(WHAT YOU SHOULD DO): Gather all lines in the records below that include the word "lgpm".

(Data entries)
Begin

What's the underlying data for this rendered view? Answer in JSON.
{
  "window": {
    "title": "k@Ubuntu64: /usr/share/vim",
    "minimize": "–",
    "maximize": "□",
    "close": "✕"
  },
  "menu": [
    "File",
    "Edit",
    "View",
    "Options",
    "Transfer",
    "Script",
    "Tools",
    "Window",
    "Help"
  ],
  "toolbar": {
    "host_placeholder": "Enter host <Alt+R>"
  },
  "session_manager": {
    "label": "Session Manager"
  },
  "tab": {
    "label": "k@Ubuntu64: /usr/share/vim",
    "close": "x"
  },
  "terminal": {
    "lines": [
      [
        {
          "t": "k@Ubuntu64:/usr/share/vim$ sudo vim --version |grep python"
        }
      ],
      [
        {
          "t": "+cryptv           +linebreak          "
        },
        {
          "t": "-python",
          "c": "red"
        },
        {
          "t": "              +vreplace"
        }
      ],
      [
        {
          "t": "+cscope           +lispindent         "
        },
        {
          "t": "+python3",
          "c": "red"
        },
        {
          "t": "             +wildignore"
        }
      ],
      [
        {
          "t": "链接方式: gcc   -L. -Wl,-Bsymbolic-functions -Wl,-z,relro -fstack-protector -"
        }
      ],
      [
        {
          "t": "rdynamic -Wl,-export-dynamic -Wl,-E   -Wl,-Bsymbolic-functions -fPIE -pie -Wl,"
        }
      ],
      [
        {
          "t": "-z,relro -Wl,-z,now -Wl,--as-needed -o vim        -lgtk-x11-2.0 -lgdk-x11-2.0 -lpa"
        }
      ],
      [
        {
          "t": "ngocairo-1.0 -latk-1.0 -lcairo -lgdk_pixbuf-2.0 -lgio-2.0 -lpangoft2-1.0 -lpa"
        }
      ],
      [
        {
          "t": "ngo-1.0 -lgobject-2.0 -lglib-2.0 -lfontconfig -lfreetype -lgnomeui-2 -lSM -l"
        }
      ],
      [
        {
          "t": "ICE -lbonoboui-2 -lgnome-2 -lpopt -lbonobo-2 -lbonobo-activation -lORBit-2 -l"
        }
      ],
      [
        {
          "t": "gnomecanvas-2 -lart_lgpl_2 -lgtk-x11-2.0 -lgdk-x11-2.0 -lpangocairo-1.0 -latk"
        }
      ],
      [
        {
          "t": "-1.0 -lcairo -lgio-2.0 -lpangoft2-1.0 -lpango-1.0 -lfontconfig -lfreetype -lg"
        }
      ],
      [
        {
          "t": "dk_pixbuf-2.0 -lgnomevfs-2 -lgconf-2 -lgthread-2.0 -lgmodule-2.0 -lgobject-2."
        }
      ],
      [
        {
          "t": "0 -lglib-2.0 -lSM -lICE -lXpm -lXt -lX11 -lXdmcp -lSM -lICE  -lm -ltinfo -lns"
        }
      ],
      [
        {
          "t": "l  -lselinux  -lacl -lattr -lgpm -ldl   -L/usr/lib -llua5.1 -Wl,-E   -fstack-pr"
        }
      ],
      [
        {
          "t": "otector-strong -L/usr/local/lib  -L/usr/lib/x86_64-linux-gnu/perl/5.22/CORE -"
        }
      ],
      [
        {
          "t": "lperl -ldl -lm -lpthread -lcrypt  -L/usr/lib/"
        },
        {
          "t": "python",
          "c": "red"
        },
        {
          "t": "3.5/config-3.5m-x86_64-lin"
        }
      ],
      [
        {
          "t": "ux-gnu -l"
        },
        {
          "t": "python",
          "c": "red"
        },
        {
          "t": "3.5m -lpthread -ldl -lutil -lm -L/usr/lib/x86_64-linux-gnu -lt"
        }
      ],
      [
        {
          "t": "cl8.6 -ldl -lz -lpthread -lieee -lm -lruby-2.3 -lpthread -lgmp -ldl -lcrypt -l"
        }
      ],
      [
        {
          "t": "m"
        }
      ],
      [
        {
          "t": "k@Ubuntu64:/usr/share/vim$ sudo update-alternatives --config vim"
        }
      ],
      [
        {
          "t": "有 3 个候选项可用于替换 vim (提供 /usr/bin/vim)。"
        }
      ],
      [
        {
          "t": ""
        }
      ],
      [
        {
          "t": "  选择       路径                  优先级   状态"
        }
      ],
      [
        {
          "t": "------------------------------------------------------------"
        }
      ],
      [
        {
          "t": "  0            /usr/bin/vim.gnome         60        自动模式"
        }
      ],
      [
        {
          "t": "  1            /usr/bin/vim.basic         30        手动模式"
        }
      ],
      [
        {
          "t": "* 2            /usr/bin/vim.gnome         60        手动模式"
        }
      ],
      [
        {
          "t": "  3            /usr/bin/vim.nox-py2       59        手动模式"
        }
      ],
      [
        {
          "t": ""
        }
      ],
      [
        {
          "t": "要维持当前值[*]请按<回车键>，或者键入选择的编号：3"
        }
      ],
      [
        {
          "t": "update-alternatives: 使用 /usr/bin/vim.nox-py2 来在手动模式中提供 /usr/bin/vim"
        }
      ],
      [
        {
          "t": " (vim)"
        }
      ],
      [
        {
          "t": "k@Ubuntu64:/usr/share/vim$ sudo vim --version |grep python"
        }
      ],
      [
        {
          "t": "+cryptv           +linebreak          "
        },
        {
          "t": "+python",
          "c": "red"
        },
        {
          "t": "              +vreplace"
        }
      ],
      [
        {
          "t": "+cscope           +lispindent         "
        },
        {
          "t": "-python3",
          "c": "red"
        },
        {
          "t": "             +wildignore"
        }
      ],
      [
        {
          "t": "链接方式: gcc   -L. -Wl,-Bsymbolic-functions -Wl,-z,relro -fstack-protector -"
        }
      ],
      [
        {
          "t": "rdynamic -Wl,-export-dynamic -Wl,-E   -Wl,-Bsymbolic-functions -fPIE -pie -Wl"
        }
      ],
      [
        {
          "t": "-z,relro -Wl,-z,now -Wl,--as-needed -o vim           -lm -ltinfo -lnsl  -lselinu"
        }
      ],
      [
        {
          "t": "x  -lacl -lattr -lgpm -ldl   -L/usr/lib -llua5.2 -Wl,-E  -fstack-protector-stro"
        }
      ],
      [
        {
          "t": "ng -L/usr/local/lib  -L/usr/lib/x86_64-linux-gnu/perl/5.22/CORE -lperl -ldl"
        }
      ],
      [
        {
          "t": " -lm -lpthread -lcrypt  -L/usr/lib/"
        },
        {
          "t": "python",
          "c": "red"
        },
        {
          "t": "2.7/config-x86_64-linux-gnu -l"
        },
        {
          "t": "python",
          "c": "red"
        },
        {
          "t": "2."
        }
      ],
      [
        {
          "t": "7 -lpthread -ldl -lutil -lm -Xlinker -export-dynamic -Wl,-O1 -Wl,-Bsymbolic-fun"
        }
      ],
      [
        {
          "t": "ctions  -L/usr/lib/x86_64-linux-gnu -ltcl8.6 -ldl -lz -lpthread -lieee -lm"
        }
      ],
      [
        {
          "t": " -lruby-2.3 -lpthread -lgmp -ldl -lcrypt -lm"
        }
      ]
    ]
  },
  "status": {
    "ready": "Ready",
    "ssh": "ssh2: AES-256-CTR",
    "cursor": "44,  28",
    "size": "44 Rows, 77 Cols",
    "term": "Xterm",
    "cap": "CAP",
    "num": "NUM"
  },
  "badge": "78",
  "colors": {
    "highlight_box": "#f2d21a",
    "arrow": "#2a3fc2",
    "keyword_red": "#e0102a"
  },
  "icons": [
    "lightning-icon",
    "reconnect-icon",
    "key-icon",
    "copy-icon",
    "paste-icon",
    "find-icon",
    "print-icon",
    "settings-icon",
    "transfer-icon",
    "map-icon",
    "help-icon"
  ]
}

End

(SOLUTION):
          "t": "l  -lselinux  -lacl -lattr -lgpm -ldl   -L/usr/lib -llua5.1 -Wl,-E   -fstack-pr"
          "t": "x  -lacl -lattr -lgpm -ldl   -L/usr/lib -llua5.2 -Wl,-E  -fstack-protector-stro"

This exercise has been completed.